TAREFAS:
a. Pode reproduzir, sem qualquer alteração, o trecho do excerto sobre o ensino profissionalizante que começa em "Foi por isso que apostámos" e vai até "e mais emprego."?
b. Pode prosseguir o excerto sobre o ensino profissionalizante a partir da última frase apresentada?

EXCERTO:
E para isso foi necessário coordenar as ofertas e metodologias de ensino com o
programa de reindustrialização e aposta nos bens transacionáveis da nossa
economia, bem como o da economia verde - que em breve apresentaremos.

Foi por isso que apostámos no ensino técnico e
profissionalizante. Foi por isso que reforçámos o ensino dual e investimos no
ensino vocacional. Mas não convertemos este tipo de ensino num parente pobre do
ensino regular. Pelo contrário, quisemos desde o início inaugurar um novo foco
de excelência na preparação dos alunos portugueses. A decisão estratégica de
envolver as empresas nesta mudança estrutural dará um novo impulso à
empregabilidade dos nossos jovens. No ano escolar que agora termina, 44,5 por
cento dos alunos do Básico e Secundário estavam inscritos no ensino
profissionalizante, o que sugere a médio prazo uma importante transformação no
nosso mercado de trabalho, e com ela mais crescimento económico e mais emprego.

Registos de uma fonte de dados:

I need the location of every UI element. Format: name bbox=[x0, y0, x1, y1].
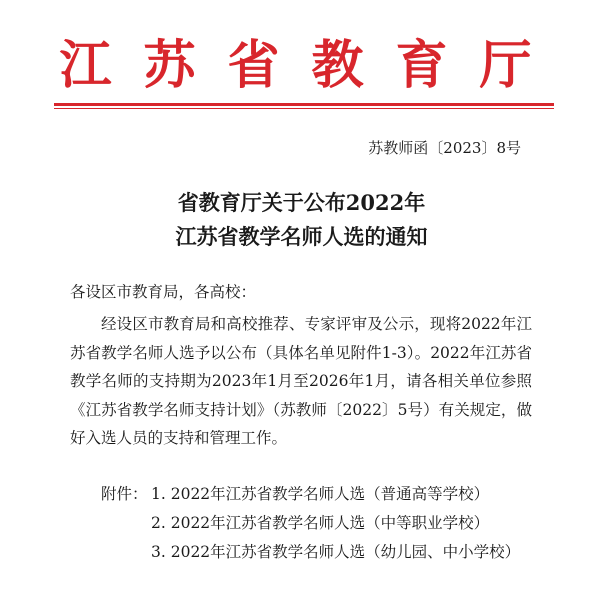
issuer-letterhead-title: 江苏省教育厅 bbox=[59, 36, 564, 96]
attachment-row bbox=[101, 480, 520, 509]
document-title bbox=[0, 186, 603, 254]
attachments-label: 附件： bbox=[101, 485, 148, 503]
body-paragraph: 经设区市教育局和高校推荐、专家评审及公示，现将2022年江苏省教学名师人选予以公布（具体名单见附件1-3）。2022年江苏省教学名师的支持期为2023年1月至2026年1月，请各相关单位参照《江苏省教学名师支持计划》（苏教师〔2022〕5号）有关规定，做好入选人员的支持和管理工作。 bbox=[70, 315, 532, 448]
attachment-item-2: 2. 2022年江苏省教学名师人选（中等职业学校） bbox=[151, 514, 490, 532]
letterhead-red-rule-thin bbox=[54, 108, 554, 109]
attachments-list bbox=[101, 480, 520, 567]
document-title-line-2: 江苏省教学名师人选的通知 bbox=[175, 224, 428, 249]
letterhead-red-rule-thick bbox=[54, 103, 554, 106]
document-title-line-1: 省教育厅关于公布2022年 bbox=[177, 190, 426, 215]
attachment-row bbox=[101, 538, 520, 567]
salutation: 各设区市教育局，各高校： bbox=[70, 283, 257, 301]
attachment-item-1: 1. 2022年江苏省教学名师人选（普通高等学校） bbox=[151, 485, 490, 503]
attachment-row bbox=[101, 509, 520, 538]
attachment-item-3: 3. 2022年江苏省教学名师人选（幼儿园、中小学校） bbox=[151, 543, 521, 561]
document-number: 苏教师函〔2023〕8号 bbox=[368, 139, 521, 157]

RESPOSTAS POR TAREFA:
a.
Foi por isso que apostámos no ensino técnico e
profissionalizante. Foi por isso que reforçámos o ensino dual e investimos no
ensino vocacional. Mas não convertemos este tipo de ensino num parente pobre do
ensino regular. Pelo contrário, quisemos desde o início inaugurar um novo foco
de excelência na preparação dos alunos portugueses. A decisão estratégica de
envolver as empresas nesta mudança estrutural dará um novo impulso à
empregabilidade dos nossos jovens. No ano escolar que agora termina, 44,5 por
cento dos alunos do Básico e Secundário estavam inscritos no ensino
profissionalizante, o que sugere a médio prazo uma importante transformação no
nosso mercado de trabalho, e com ela mais crescimento económico e mais emprego.

b.
Mas também no Ensino Superior introduzimos alterações muito
importantes. Criámos Cursos de Técnicos Superiores Profissionais, reservados ao
ensino superior politécnico, que terão uma estreita ligação ao tecido
empresarial regional, nomeadamente na definição dos objectivos e programas de
estudo, bem como na disponibilização de estágios de qualidade no final da
formação. Estamos a pôr em marcha um programa de empreendedorismo e incubação
de empresas para fazer fluir a transferência de tecnologia e conhecimento entre
as instituições do ensino superior, as unidades de investigação e
desenvolvimento e o mundo empresarial. Além disso, na política de ciência
quisemos abrir as perspectivas dos nossos investigadores e doutorados no
mercado de trabalho empresarial, com programas específicos e incentivos
próprios.

Queremos aprofundar todas estas dimensões do nosso ensino
público e, além disso, reunir as condições para que todos possam beneficiar, no
período imediatamente posterior à conclusão dos seus estudos – e que é um
período crucial nas suas vidas –, de uma garantia de integração no mercado de
trabalho, de aplicação dos seus conhecimentos e talentos, de participação na
economia e na sociedade de corpo inteiro.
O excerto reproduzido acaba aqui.